-- start INPUT RECORDS --

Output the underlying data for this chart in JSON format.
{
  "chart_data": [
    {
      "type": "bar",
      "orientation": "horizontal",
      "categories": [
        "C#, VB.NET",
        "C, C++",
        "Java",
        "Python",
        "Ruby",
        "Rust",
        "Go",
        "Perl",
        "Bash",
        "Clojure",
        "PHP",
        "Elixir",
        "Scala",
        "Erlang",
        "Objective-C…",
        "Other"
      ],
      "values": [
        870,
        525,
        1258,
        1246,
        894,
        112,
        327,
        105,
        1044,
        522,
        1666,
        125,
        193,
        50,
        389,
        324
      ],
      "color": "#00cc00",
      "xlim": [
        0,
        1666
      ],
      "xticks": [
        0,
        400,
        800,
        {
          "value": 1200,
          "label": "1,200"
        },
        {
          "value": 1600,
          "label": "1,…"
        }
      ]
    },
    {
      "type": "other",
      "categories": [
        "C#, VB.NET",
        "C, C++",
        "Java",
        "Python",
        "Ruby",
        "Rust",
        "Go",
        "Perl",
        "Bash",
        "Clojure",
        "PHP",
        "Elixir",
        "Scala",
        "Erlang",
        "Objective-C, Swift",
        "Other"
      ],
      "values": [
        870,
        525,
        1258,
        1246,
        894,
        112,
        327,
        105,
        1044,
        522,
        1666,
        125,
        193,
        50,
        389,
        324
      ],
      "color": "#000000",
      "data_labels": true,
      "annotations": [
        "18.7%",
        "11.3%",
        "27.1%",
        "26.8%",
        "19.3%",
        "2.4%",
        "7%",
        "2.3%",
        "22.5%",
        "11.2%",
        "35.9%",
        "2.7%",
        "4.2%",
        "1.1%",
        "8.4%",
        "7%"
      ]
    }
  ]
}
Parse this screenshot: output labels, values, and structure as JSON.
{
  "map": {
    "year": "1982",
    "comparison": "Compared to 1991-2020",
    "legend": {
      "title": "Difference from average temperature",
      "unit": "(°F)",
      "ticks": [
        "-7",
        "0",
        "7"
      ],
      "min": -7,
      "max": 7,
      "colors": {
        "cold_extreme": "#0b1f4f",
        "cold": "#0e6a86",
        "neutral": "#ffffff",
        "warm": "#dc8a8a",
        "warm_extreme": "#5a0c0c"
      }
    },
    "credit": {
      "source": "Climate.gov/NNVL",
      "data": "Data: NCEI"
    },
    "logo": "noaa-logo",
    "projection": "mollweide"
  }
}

-- end INPUT RECORDS --

--- PROMPT ---
Every line from the one containing "Parse this screenshot: output" through the last line of the entries must be written out verbatim, and no other line.

--- RESULT OF THE TASK ---
Parse this screenshot: output labels, values, and structure as JSON.
{
  "map": {
    "year": "1982",
    "comparison": "Compared to 1991-2020",
    "legend": {
      "title": "Difference from average temperature",
      "unit": "(°F)",
      "ticks": [
        "-7",
        "0",
        "7"
      ],
      "min": -7,
      "max": 7,
      "colors": {
        "cold_extreme": "#0b1f4f",
        "cold": "#0e6a86",
        "neutral": "#ffffff",
        "warm": "#dc8a8a",
        "warm_extreme": "#5a0c0c"
      }
    },
    "credit": {
      "source": "Climate.gov/NNVL",
      "data": "Data: NCEI"
    },
    "logo": "noaa-logo",
    "projection": "mollweide"
  }
}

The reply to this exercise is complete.